*COMPLETE THE FOLLOWING*
**1)** In the text about the Nouvel Ensemble Contemporain, reproduce the passage starting at "Le Nouvel Ensemble" and ending at "attract young listeners.", substituting "concertgoers" for "audiences".
**2)** According to the text about the Nouvel Ensemble Contemporain, in which town and country is the ensemble based?

*SOURCE EXTRACT*
Le Naufrage du Titanic / The Sinking of the Titanic

Le Nouvel Ensemble Contemporain, La Chaux-de-Fonds, Switzerland

For almost 25 years now, the Nouvel Ensemble Contemporain (NEC) has sought challenges, playing and commissioning new works so as to expand its repertoire and present the wide range of modern music to its audiences. The musicians are active both on the Swiss and international music scenes. Their openness to other musical genres goes far beyond music; joint projects with artists from the fields of theater, dance, literature or visual art, photography and video have also been realized. Reflected in the NEC’s programs is their great interest in reaching new audiences, similarly numerous educational projects are also designed to attract young listeners.

*ENTRIES SUPPLIED*
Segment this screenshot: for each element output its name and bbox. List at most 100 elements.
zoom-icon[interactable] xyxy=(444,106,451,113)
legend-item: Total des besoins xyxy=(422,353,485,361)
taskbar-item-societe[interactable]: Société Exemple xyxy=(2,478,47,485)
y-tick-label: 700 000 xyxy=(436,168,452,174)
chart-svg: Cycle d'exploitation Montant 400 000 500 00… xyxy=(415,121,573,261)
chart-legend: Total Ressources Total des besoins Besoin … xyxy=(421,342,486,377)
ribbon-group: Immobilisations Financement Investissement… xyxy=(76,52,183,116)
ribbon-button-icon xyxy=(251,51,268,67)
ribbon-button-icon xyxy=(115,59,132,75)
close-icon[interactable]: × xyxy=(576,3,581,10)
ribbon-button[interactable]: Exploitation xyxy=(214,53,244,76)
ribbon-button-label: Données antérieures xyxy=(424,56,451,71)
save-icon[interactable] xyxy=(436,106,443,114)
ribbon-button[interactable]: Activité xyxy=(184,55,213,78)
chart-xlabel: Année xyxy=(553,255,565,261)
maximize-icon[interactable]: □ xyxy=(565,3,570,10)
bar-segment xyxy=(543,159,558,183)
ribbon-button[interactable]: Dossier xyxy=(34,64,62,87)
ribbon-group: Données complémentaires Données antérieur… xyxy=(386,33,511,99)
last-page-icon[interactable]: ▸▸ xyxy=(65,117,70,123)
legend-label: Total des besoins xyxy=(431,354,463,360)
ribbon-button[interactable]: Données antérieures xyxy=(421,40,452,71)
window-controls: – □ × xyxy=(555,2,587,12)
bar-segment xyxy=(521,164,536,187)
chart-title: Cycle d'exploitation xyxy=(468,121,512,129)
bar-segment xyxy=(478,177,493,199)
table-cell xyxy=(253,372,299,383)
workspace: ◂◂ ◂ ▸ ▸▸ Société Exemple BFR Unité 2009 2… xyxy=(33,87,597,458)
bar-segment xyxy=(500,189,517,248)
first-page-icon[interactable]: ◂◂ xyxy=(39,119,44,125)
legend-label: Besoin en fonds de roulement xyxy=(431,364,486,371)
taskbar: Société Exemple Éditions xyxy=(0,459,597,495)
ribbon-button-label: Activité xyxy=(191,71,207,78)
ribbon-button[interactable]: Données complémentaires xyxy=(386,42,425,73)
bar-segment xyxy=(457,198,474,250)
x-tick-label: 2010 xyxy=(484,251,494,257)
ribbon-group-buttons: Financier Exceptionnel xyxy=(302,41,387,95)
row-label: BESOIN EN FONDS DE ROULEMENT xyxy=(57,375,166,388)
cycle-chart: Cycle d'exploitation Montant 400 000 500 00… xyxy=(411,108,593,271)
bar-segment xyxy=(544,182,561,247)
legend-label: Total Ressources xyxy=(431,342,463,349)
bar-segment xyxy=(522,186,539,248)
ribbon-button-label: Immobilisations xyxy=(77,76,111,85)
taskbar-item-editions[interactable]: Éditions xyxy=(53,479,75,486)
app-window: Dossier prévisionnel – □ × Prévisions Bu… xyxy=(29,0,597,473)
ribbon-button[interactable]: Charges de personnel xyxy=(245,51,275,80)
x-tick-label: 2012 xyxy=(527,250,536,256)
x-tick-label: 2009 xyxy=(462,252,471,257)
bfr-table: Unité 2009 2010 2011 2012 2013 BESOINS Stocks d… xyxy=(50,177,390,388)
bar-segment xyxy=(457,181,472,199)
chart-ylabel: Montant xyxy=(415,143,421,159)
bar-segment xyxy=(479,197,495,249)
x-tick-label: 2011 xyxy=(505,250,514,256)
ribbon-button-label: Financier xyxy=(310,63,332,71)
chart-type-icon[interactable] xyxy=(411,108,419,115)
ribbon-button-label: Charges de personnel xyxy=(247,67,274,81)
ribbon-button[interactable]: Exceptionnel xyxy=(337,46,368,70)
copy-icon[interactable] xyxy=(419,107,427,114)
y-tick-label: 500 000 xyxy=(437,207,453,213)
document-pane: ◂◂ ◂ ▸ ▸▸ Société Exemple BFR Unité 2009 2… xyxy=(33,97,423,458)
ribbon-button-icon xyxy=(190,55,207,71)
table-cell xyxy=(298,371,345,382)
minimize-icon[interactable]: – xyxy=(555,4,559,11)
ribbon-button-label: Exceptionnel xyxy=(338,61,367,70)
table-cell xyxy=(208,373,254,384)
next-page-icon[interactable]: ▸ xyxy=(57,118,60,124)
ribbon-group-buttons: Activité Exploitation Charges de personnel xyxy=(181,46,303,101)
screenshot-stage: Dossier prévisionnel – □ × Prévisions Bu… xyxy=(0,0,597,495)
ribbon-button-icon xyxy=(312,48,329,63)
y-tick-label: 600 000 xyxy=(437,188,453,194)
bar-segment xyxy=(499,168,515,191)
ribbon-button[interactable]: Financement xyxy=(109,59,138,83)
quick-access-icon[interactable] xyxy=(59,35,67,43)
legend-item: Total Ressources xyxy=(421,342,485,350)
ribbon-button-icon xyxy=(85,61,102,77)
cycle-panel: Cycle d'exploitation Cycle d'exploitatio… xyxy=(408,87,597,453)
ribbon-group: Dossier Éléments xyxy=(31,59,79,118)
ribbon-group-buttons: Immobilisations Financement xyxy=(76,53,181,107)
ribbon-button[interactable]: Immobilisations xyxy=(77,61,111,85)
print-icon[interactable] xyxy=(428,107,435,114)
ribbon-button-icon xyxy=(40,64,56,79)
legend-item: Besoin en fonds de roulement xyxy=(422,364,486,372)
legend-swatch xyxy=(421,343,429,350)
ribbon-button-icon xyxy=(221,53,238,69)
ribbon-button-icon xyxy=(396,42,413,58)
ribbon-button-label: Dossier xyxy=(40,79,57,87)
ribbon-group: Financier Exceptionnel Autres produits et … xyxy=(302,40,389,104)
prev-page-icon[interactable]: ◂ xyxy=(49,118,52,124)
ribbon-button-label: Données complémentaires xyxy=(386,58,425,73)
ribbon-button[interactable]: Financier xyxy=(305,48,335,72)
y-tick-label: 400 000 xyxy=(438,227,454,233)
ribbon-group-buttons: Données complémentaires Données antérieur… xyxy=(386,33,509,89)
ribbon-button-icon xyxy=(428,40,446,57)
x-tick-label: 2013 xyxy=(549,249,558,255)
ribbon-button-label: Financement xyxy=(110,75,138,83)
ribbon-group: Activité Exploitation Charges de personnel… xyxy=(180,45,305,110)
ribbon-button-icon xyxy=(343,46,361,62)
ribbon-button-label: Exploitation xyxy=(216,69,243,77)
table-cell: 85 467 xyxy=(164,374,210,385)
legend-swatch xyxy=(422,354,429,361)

*FULL SOLUTIONS*
**1)**
Le Nouvel Ensemble Contemporain, La Chaux-de-Fonds, Switzerland

For almost 25 years now, the Nouvel Ensemble Contemporain (NEC) has sought challenges, playing and commissioning new works so as to expand its repertoire and present the wide range of modern music to its concertgoers. The musicians are active both on the Swiss and international music scenes. Their openness to other musical genres goes far beyond music; joint projects with artists from the fields of theater, dance, literature or visual art, photography and video have also been realized. Reflected in the NEC’s programs is their great interest in reaching new concertgoers, similarly numerous educational projects are also designed to attract young listeners.

**2)** La Chaux-de-Fonds, Switzerland.